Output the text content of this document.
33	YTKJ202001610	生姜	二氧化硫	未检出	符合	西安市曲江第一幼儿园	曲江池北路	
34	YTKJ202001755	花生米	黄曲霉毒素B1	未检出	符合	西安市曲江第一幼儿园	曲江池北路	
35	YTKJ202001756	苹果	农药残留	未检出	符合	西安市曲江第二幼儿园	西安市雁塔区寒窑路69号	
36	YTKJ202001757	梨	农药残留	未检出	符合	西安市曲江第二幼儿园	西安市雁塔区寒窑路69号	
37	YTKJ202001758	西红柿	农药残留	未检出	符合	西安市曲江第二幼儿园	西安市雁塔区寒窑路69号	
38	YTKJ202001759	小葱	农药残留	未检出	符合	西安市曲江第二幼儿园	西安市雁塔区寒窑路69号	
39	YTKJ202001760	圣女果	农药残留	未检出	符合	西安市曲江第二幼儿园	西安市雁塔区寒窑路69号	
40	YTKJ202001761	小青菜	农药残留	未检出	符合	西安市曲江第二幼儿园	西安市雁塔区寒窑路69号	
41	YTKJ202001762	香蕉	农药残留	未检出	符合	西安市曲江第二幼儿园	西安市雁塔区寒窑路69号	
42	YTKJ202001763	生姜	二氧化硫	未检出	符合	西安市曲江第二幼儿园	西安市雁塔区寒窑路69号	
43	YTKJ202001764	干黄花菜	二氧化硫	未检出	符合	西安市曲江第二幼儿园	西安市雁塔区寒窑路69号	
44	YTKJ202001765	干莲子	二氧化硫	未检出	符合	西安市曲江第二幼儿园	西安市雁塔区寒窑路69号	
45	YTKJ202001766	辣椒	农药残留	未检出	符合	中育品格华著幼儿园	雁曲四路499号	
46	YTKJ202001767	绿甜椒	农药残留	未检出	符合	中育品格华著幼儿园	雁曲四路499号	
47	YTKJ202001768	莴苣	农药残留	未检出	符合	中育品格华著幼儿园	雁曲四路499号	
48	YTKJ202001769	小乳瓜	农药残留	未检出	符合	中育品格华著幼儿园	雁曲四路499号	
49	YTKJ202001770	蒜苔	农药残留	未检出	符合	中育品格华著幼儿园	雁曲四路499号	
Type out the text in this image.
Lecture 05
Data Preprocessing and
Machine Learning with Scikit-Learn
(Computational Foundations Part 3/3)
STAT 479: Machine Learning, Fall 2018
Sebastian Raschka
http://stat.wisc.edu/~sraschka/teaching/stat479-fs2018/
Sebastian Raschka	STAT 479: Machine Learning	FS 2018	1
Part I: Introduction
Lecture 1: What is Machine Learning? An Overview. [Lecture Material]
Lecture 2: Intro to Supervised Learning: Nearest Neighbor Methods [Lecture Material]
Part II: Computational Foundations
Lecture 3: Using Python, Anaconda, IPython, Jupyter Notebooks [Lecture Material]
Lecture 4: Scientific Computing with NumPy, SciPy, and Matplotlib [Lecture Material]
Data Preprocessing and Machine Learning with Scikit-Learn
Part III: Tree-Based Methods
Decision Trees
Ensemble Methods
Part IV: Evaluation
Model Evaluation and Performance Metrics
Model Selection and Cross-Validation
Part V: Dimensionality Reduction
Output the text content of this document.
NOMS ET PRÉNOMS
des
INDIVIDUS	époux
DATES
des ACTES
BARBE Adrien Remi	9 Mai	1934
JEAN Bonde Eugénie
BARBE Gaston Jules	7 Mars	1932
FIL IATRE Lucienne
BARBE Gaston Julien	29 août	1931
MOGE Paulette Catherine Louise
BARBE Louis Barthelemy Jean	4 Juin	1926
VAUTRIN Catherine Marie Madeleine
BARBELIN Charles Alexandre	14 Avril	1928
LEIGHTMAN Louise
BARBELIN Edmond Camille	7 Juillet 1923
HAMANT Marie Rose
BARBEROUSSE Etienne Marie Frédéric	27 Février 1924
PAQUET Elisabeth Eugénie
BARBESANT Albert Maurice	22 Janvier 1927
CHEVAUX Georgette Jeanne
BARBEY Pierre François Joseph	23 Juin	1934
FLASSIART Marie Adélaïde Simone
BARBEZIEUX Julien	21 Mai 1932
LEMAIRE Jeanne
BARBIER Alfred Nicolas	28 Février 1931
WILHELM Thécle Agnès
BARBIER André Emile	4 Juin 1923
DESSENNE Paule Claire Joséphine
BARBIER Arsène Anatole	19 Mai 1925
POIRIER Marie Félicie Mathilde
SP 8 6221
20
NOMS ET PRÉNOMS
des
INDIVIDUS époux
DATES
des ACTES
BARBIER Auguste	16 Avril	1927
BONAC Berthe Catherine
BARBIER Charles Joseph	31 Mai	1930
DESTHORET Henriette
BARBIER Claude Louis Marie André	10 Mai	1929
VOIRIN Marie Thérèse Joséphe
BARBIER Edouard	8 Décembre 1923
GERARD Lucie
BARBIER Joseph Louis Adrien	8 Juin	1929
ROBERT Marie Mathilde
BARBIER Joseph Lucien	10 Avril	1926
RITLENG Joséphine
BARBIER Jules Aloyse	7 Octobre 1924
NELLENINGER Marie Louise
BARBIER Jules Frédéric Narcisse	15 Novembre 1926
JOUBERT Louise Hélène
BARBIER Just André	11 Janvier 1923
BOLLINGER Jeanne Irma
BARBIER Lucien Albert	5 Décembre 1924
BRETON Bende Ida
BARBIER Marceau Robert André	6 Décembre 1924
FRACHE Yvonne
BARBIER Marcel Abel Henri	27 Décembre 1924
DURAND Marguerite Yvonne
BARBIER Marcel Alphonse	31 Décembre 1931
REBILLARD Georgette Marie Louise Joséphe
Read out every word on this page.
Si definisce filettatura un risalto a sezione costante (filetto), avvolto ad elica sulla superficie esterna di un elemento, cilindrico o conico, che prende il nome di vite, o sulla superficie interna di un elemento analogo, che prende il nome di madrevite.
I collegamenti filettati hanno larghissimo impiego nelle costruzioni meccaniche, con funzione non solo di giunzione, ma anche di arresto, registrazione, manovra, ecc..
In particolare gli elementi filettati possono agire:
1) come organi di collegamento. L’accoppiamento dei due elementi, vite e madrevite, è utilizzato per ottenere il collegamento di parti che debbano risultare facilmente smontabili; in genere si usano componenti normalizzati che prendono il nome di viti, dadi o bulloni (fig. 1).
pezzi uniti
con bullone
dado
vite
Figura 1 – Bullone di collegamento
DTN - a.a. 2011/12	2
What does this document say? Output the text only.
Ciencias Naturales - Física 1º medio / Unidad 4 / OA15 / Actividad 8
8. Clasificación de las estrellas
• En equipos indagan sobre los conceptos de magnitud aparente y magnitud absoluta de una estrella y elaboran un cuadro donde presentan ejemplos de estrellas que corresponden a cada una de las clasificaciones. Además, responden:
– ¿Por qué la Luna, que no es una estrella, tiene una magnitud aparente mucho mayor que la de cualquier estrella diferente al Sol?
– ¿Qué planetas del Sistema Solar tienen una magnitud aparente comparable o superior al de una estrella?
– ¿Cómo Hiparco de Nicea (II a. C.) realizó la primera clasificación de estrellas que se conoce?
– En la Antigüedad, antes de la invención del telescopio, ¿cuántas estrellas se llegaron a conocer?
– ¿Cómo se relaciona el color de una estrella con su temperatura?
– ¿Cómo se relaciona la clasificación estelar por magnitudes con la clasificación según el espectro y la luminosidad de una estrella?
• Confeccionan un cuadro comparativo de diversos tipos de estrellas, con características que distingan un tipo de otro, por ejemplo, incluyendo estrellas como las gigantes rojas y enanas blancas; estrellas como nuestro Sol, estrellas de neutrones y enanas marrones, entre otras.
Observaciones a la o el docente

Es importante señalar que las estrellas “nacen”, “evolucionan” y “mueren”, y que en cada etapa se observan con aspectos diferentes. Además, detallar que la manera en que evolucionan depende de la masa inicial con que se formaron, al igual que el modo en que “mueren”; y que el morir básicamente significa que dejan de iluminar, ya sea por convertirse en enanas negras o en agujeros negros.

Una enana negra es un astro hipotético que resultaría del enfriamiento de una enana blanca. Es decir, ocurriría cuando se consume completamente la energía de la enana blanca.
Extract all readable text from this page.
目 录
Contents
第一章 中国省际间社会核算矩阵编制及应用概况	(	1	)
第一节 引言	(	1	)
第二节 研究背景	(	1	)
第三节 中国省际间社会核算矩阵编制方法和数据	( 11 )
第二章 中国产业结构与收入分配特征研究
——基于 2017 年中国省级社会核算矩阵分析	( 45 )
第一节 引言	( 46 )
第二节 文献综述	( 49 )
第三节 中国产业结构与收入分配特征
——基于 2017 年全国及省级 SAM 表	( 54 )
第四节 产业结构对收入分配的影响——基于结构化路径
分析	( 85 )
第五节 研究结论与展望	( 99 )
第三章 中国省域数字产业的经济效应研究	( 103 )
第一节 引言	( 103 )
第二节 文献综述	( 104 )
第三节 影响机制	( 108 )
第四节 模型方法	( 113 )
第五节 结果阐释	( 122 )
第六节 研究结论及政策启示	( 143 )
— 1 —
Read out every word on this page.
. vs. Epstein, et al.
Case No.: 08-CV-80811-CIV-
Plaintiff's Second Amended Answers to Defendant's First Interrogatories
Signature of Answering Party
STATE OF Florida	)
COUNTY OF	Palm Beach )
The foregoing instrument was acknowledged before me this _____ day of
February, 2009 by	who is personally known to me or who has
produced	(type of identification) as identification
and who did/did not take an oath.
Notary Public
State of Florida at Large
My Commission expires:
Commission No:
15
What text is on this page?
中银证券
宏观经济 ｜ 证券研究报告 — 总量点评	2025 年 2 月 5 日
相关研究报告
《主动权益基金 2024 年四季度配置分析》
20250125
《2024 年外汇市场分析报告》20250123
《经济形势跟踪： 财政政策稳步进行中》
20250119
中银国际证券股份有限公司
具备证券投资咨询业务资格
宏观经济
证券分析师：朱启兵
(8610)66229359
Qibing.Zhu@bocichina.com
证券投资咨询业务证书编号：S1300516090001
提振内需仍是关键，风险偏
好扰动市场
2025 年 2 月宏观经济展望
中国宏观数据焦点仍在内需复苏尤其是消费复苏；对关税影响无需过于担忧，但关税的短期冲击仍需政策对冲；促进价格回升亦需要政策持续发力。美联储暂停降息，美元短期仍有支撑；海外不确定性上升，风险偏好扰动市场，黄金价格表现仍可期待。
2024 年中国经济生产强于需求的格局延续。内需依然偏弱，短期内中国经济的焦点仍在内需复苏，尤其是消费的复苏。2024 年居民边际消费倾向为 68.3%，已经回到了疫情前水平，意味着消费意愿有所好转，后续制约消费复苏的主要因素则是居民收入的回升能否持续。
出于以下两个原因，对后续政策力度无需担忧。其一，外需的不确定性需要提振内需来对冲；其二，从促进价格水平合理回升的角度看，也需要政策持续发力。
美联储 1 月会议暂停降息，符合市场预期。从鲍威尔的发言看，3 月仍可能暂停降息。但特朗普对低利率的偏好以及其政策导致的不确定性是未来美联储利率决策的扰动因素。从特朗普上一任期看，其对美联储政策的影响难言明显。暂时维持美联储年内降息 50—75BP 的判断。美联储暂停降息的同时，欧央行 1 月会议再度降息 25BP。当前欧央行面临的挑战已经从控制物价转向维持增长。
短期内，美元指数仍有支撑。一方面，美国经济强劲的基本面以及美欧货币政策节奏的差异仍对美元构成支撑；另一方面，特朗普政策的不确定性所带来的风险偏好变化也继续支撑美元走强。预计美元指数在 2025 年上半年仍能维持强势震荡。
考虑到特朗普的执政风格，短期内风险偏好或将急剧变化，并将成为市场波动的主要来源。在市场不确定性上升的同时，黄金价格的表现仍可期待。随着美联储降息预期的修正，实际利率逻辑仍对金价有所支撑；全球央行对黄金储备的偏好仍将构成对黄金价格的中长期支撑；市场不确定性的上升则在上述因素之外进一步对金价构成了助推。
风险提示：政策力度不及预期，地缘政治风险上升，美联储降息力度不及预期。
::::
**Set exercise:**
Which lines include the word "二氧化硫"? List them all.

**Response to the exercise:**
33	YTKJ202001610	生姜	二氧化硫	未检出	符合	西安市曲江第一幼儿园	曲江池北路	
42	YTKJ202001763	生姜	二氧化硫	未检出	符合	西安市曲江第二幼儿园	西安市雁塔区寒窑路69号	
43	YTKJ202001764	干黄花菜	二氧化硫	未检出	符合	西安市曲江第二幼儿园	西安市雁塔区寒窑路69号	
44	YTKJ202001765	干莲子	二氧化硫	未检出	符合	西安市曲江第二幼儿园	西安市雁塔区寒窑路69号	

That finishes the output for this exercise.